## [Goal of the exercise]
Write out each line beneath this one exactly as it reads.

## [Records shown]
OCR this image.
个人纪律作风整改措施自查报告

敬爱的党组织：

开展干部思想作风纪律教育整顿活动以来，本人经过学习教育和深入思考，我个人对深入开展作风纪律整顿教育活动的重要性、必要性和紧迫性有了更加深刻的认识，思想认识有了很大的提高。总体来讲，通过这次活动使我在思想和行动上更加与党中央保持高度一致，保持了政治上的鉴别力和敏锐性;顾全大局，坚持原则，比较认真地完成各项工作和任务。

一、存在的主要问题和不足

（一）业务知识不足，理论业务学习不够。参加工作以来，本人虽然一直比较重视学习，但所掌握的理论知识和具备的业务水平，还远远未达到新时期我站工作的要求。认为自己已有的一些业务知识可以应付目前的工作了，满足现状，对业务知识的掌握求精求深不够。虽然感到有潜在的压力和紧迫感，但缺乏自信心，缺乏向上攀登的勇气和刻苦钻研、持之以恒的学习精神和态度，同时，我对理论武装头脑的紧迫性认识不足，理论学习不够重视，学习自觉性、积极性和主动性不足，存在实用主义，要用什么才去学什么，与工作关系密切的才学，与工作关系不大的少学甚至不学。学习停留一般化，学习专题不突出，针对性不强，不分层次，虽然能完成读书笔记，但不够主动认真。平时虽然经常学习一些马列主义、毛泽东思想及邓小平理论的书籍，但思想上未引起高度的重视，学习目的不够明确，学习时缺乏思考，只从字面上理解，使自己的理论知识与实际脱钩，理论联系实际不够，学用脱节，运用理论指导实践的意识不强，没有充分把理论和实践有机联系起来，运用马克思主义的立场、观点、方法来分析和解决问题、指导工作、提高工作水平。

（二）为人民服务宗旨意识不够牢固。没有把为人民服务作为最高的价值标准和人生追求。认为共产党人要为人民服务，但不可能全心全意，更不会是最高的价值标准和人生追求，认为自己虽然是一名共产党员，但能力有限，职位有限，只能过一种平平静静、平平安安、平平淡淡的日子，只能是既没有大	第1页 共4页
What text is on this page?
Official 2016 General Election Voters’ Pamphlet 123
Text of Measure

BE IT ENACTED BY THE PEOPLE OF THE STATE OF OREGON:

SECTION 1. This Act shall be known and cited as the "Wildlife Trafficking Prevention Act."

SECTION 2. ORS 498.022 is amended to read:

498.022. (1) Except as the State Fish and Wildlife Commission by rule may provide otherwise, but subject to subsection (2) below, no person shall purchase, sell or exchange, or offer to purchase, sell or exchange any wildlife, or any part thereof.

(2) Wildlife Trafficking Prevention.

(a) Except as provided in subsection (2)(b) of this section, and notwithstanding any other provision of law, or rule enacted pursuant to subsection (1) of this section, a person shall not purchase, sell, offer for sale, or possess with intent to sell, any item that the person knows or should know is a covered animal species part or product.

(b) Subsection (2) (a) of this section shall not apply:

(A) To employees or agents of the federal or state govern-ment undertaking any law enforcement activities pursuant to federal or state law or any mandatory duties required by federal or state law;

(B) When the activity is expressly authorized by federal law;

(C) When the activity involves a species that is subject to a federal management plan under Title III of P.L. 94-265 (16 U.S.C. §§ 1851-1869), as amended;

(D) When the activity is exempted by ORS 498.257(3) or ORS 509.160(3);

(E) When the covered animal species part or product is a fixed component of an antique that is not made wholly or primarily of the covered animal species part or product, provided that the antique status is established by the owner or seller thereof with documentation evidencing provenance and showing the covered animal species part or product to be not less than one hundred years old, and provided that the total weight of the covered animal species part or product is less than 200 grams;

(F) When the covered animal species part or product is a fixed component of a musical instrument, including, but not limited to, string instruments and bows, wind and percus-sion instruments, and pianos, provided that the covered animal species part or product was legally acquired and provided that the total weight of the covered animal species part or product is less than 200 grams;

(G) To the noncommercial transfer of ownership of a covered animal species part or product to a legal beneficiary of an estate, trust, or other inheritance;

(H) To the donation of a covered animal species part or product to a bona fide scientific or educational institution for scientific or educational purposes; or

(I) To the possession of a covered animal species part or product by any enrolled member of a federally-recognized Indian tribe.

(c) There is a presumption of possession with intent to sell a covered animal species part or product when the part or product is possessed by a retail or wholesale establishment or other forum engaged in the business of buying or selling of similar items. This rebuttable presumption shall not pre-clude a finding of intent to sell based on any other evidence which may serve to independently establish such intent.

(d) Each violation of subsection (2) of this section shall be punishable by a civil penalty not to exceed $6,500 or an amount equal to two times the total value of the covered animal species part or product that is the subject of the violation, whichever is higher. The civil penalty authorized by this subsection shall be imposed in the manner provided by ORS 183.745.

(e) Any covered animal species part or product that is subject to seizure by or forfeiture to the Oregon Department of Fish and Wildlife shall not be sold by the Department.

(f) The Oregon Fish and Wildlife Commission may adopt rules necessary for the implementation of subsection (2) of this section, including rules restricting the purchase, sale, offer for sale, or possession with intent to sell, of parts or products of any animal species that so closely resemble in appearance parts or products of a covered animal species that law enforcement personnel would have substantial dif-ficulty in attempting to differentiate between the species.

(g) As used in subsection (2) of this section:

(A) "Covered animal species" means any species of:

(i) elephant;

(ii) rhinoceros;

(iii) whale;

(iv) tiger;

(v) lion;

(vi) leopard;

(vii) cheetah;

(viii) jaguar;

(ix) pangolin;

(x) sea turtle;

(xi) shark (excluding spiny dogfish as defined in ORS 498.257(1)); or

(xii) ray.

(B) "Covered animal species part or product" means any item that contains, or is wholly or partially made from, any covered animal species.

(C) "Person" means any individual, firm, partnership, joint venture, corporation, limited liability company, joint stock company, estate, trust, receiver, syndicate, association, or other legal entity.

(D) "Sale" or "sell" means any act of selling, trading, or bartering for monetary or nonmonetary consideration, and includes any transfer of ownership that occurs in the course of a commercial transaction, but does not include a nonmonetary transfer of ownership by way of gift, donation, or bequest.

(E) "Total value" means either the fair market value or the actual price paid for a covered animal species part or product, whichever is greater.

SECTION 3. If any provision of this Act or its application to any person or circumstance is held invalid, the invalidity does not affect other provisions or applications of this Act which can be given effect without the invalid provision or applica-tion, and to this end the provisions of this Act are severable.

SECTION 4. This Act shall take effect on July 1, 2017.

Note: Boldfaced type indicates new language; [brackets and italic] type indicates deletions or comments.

## [Response below]
OCR this image.
个人纪律作风整改措施自查报告

敬爱的党组织：

开展干部思想作风纪律教育整顿活动以来，本人经过学习教育和深入思考，我个人对深入开展作风纪律整顿教育活动的重要性、必要性和紧迫性有了更加深刻的认识，思想认识有了很大的提高。总体来讲，通过这次活动使我在思想和行动上更加与党中央保持高度一致，保持了政治上的鉴别力和敏锐性;顾全大局，坚持原则，比较认真地完成各项工作和任务。

一、存在的主要问题和不足

（一）业务知识不足，理论业务学习不够。参加工作以来，本人虽然一直比较重视学习，但所掌握的理论知识和具备的业务水平，还远远未达到新时期我站工作的要求。认为自己已有的一些业务知识可以应付目前的工作了，满足现状，对业务知识的掌握求精求深不够。虽然感到有潜在的压力和紧迫感，但缺乏自信心，缺乏向上攀登的勇气和刻苦钻研、持之以恒的学习精神和态度，同时，我对理论武装头脑的紧迫性认识不足，理论学习不够重视，学习自觉性、积极性和主动性不足，存在实用主义，要用什么才去学什么，与工作关系密切的才学，与工作关系不大的少学甚至不学。学习停留一般化，学习专题不突出，针对性不强，不分层次，虽然能完成读书笔记，但不够主动认真。平时虽然经常学习一些马列主义、毛泽东思想及邓小平理论的书籍，但思想上未引起高度的重视，学习目的不够明确，学习时缺乏思考，只从字面上理解，使自己的理论知识与实际脱钩，理论联系实际不够，学用脱节，运用理论指导实践的意识不强，没有充分把理论和实践有机联系起来，运用马克思主义的立场、观点、方法来分析和解决问题、指导工作、提高工作水平。

（二）为人民服务宗旨意识不够牢固。没有把为人民服务作为最高的价值标准和人生追求。认为共产党人要为人民服务，但不可能全心全意，更不会是最高的价值标准和人生追求，认为自己虽然是一名共产党员，但能力有限，职位有限，只能过一种平平静静、平平安安、平平淡淡的日子，只能是既没有大	第1页 共4页
What text is on this page?
Official 2016 General Election Voters’ Pamphlet 123
Text of Measure

BE IT ENACTED BY THE PEOPLE OF THE STATE OF OREGON:

SECTION 1. This Act shall be known and cited as the "Wildlife Trafficking Prevention Act."

SECTION 2. ORS 498.022 is amended to read:

498.022. (1) Except as the State Fish and Wildlife Commission by rule may provide otherwise, but subject to subsection (2) below, no person shall purchase, sell or exchange, or offer to purchase, sell or exchange any wildlife, or any part thereof.

(2) Wildlife Trafficking Prevention.

(a) Except as provided in subsection (2)(b) of this section, and notwithstanding any other provision of law, or rule enacted pursuant to subsection (1) of this section, a person shall not purchase, sell, offer for sale, or possess with intent to sell, any item that the person knows or should know is a covered animal species part or product.

(b) Subsection (2) (a) of this section shall not apply:

(A) To employees or agents of the federal or state govern-ment undertaking any law enforcement activities pursuant to federal or state law or any mandatory duties required by federal or state law;

(B) When the activity is expressly authorized by federal law;

(C) When the activity involves a species that is subject to a federal management plan under Title III of P.L. 94-265 (16 U.S.C. §§ 1851-1869), as amended;

(D) When the activity is exempted by ORS 498.257(3) or ORS 509.160(3);

(E) When the covered animal species part or product is a fixed component of an antique that is not made wholly or primarily of the covered animal species part or product, provided that the antique status is established by the owner or seller thereof with documentation evidencing provenance and showing the covered animal species part or product to be not less than one hundred years old, and provided that the total weight of the covered animal species part or product is less than 200 grams;

(F) When the covered animal species part or product is a fixed component of a musical instrument, including, but not limited to, string instruments and bows, wind and percus-sion instruments, and pianos, provided that the covered animal species part or product was legally acquired and provided that the total weight of the covered animal species part or product is less than 200 grams;

(G) To the noncommercial transfer of ownership of a covered animal species part or product to a legal beneficiary of an estate, trust, or other inheritance;

(H) To the donation of a covered animal species part or product to a bona fide scientific or educational institution for scientific or educational purposes; or

(I) To the possession of a covered animal species part or product by any enrolled member of a federally-recognized Indian tribe.

(c) There is a presumption of possession with intent to sell a covered animal species part or product when the part or product is possessed by a retail or wholesale establishment or other forum engaged in the business of buying or selling of similar items. This rebuttable presumption shall not pre-clude a finding of intent to sell based on any other evidence which may serve to independently establish such intent.

(d) Each violation of subsection (2) of this section shall be punishable by a civil penalty not to exceed $6,500 or an amount equal to two times the total value of the covered animal species part or product that is the subject of the violation, whichever is higher. The civil penalty authorized by this subsection shall be imposed in the manner provided by ORS 183.745.

(e) Any covered animal species part or product that is subject to seizure by or forfeiture to the Oregon Department of Fish and Wildlife shall not be sold by the Department.

(f) The Oregon Fish and Wildlife Commission may adopt rules necessary for the implementation of subsection (2) of this section, including rules restricting the purchase, sale, offer for sale, or possession with intent to sell, of parts or products of any animal species that so closely resemble in appearance parts or products of a covered animal species that law enforcement personnel would have substantial dif-ficulty in attempting to differentiate between the species.

(g) As used in subsection (2) of this section:

(A) "Covered animal species" means any species of:

(i) elephant;

(ii) rhinoceros;

(iii) whale;

(iv) tiger;

(v) lion;

(vi) leopard;

(vii) cheetah;

(viii) jaguar;

(ix) pangolin;

(x) sea turtle;

(xi) shark (excluding spiny dogfish as defined in ORS 498.257(1)); or

(xii) ray.

(B) "Covered animal species part or product" means any item that contains, or is wholly or partially made from, any covered animal species.

(C) "Person" means any individual, firm, partnership, joint venture, corporation, limited liability company, joint stock company, estate, trust, receiver, syndicate, association, or other legal entity.

(D) "Sale" or "sell" means any act of selling, trading, or bartering for monetary or nonmonetary consideration, and includes any transfer of ownership that occurs in the course of a commercial transaction, but does not include a nonmonetary transfer of ownership by way of gift, donation, or bequest.

(E) "Total value" means either the fair market value or the actual price paid for a covered animal species part or product, whichever is greater.

SECTION 3. If any provision of this Act or its application to any person or circumstance is held invalid, the invalidity does not affect other provisions or applications of this Act which can be given effect without the invalid provision or applica-tion, and to this end the provisions of this Act are severable.

SECTION 4. This Act shall take effect on July 1, 2017.

Note: Boldfaced type indicates new language; [brackets and italic] type indicates deletions or comments.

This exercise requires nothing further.